**The problem:** From the listing below, pick out each line with the word "series".

**Task input:**
____
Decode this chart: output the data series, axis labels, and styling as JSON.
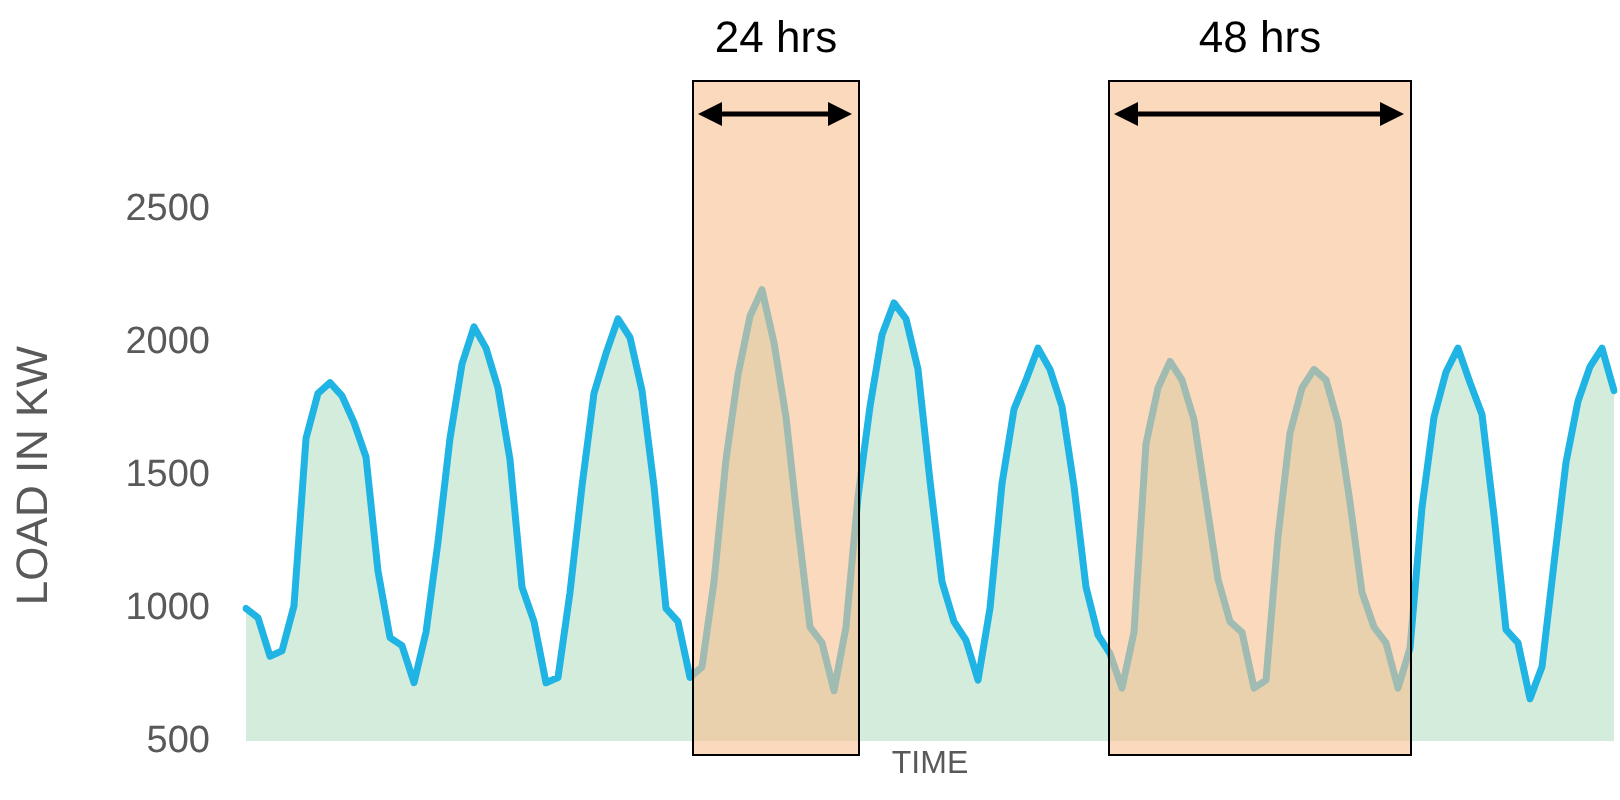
{
  "chart_data": {
    "type": "area",
    "xlabel": "TIME",
    "ylabel": "LOAD IN KW",
    "ylim": [
      500,
      2500
    ],
    "yticks": [
      500,
      1000,
      1500,
      2000,
      2500
    ],
    "tick_labels": "y",
    "grid": false,
    "legend": false,
    "marker": "none",
    "line_style": "solid",
    "categories": [
      null,
      null,
      null,
      null,
      null,
      null,
      null,
      null,
      null,
      null,
      null,
      null,
      null,
      null,
      null,
      null,
      null,
      null,
      null,
      null,
      null,
      null,
      null,
      null,
      null,
      null,
      null,
      null,
      null,
      null,
      null,
      null,
      null,
      null,
      null,
      null,
      null,
      null,
      null,
      null,
      null,
      null,
      null,
      null,
      null,
      null,
      null,
      null,
      null,
      null,
      null,
      null,
      null,
      null,
      null,
      null,
      null,
      null,
      null,
      null,
      null,
      null,
      null,
      null,
      null,
      null,
      null,
      null,
      null,
      null,
      null,
      null,
      null,
      null,
      null,
      null,
      null,
      null,
      null,
      null,
      null,
      null,
      null,
      null,
      null,
      null,
      null,
      null,
      null,
      null,
      null,
      null,
      null,
      null,
      null,
      null,
      null,
      null,
      null,
      null,
      null,
      null,
      null,
      null,
      null,
      null,
      null,
      null,
      null,
      null,
      null,
      null,
      null,
      null,
      null
    ],
    "series": [
      {
        "color": "#1fb4e4",
        "values": [
          1000,
          965,
          820,
          840,
          1010,
          1640,
          1810,
          1850,
          1800,
          1700,
          1570,
          1140,
          890,
          860,
          720,
          910,
          1250,
          1640,
          1920,
          2060,
          1980,
          1830,
          1560,
          1080,
          950,
          720,
          740,
          1060,
          1460,
          1810,
          1960,
          2090,
          2020,
          1820,
          1460,
          1000,
          950,
          740,
          780,
          1100,
          1560,
          1880,
          2100,
          2200,
          2000,
          1720,
          1310,
          930,
          870,
          690,
          930,
          1420,
          1760,
          2030,
          2150,
          2090,
          1900,
          1480,
          1100,
          950,
          880,
          730,
          1000,
          1470,
          1750,
          1860,
          1980,
          1900,
          1760,
          1460,
          1080,
          900,
          830,
          700,
          910,
          1620,
          1830,
          1930,
          1860,
          1710,
          1410,
          1110,
          950,
          910,
          700,
          730,
          1270,
          1660,
          1830,
          1900,
          1860,
          1700,
          1400,
          1060,
          930,
          870,
          700,
          850,
          1380,
          1720,
          1890,
          1980,
          1850,
          1730,
          1350,
          920,
          870,
          660,
          780,
          1170,
          1550,
          1780,
          1910,
          1980,
          1820
        ]
      }
    ],
    "annotations": [
      "24 hrs",
      "48 hrs"
    ]
  }
}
____
**Answer to the problem:**
Decode this chart: output the data series, axis labels, and styling as JSON.
    "series": [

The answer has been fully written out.